I’ve kept awfully quiet about the horrific shooting that took place in Connecticut last week. I’ve kept myself hidden from the news and tried to not think about it. Of course, if you own a Facebook or a Twitter, which I own both, it is nearly impossible to stay away from it. However, here’s my stance on the subject.
Just as I’ve stated so many times over and over again, mental health should be the big topic here. Yes, there are some gun control issues that should be addressed but honestly I question the family, friends and people around the twenty year old who should have, and probably saw his mental health issues. I instantly pick up on my family members and friends problems. I also pay attention to people around me on a constant basis. Why can’t everyone do that?
The answer is simple. People just don’t. It is easier to ignore the elephant standing in the middle of the room rather than asking it to sit down on the couch and talk. It is easier to say “well maybe tomorrow they’ll feel better.” We ignore the feelings of others and we treat mental illness, still, as a taboo subject. This has got to change.
In early 2011 I wrote a small paper on prevention sciences and using it towards addressing mental health in school children. Here is an excerpt from that paper:
Another way to teach the importance of mental health awareness is through prevention science. Prevention science is a way to promote global health issues through preventative research. This is associated with a study done by the University of Missouri. The team studied this tactic by “using prevention science to address mental health issues in schools” (Stormont, Reinke & Herman, 2010). In their study they found that prevention was the key to a drop in the amount of mental health claims and issues. The ideal way to do this is to concentrate on the target audience of this information. The first goal is to determine the need for information in the schools. If a school psychologist could address issues of mental health inside the classroom, they would need to know the dynamic of the area first. Is this an area where the majority of the parents are unemployed or do the majority of the students live in single parent homes? Does the area have a high suicide rate amongst teens or even adults? To assess this information, the person in charge of the initiative or program would need to research the needs first to make an accurate assessment. “Preventative interventions can involve direct contact between provider and client such as individual or group counseling or less direct contact as occurs through media campaigns, system change, or public policies” (Stormont, Reinke & Herman, 2010).
This is just the first steps towards preventative care for those affected by mental health. After teaching students at a younger age that mental health is just as important as physical health, we need to expand more into the community. Programs like the American Foundation for Suicide Prevention has worked to find ways that the media can portray issues like depression and suicide in a way that could prevent the “copy cat” trend. They found this to be an issue after the media portrays or “glorifies” suicide amongst the population (AFSP, 2011). They are issuing pamphlets and press releases that teach the media how to handle reporting these types of issues by using the correct wording instead of making the person who committed suicide look like a “hero.”

COMPLETE THE FOLLOWING =>
1. In the post on mental health, which university carried out the study cited in the paper excerpt?
2. Repeat the part of the post on mental health that begins with the words "Just as I’ve" and ends after the words "everyone do that?".
3. Write what comes after the final sentence of the post on mental health.
The material that comes next stands apart from the post on mental health.

DATASET EXTRACT =>
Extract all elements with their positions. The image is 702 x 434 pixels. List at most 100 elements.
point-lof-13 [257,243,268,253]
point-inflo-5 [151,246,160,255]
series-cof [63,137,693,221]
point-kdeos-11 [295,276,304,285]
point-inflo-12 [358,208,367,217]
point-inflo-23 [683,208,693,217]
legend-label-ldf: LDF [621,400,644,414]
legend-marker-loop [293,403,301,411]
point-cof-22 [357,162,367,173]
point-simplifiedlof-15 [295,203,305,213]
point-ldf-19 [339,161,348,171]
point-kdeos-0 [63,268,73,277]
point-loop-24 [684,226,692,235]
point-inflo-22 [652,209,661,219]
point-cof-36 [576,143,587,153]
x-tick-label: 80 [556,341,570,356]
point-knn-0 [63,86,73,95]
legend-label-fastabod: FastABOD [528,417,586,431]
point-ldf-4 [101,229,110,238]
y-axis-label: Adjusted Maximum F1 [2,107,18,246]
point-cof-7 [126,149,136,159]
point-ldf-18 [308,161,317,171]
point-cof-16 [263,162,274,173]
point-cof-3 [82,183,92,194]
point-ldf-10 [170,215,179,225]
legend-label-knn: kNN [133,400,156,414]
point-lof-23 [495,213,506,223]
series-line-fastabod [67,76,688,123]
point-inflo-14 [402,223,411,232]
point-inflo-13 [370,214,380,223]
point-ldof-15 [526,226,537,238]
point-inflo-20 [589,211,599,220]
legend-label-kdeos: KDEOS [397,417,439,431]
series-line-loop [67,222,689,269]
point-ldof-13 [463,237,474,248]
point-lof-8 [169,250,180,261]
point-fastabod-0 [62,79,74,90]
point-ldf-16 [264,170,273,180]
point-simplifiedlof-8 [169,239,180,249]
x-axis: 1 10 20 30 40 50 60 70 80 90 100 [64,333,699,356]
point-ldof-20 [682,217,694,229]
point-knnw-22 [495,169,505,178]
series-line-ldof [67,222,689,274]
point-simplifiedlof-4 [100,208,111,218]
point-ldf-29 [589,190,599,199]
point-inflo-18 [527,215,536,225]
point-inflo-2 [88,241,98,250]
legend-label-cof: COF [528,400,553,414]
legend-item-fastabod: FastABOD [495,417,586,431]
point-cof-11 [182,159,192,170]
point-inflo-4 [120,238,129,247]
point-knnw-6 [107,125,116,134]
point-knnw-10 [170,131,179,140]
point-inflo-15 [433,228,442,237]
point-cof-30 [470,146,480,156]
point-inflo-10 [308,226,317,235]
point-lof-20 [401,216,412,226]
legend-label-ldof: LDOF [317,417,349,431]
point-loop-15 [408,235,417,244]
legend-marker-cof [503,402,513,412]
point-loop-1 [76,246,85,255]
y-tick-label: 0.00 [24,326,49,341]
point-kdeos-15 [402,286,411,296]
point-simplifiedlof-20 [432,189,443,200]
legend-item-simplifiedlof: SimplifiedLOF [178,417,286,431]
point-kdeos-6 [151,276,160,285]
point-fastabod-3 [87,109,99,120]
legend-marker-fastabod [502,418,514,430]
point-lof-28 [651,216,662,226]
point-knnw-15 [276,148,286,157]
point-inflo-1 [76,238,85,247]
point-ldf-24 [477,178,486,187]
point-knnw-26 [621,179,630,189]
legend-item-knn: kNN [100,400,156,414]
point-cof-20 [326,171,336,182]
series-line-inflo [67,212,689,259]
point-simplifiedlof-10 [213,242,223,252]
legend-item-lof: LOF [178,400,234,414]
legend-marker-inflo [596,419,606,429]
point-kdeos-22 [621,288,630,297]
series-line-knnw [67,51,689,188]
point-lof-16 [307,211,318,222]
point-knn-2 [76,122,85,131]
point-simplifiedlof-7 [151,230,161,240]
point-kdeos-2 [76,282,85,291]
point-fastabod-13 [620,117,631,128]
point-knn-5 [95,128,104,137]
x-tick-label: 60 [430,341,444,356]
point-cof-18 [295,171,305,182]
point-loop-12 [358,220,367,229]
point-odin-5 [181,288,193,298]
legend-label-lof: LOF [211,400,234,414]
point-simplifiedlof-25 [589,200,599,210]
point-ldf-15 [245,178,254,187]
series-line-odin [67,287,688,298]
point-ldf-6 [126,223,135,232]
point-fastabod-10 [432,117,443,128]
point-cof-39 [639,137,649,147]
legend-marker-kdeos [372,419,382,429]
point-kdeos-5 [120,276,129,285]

ANSWERS PER TASK =>
1. The University of Missouri.

2.
Just as I’ve stated so many times over and over again, mental health should be the big topic here. Yes, there are some gun control issues that should be addressed but honestly I question the family, friends and people around the twenty year old who should have, and probably saw his mental health issues. I instantly pick up on my family members and friends problems. I also pay attention to people around me on a constant basis. Why can’t everyone do that?

3.
The biggest point in all this is that we as a society need to pay more attention to those around us. We need to show more compassion. We need to find a way to help those who refuse to ask for help and we need to teach children that our mental wellness is just as important as our physical well being. We are still, to this day, pushing mental health under the rug and refusing to talk about it. Everyone is so concentrated on gun control that they can’t see the bigger picture.
I charge each and every one of you to sit down tonight and think about your own mental health. Are you feeling a little sad, depressed, angry or too happy? Are things just not going right? Have you noticed changes in your friends or family member’s behavior the past couple of days? Have you talked to your kids about mental health and how to come to you if they are feeling off?
These are all very important questions to ask yourself and your friends and family members. Take care of your mental state and also help others out who need it too.
If you or a loved one have considered suicide or are having a tough time dealing not only with the events that happened last week or just need someone to talk to about it, the suicide prevention hotline number is 1-800-273-8255. A great group of volunteers work these lines and they are always there if you need them.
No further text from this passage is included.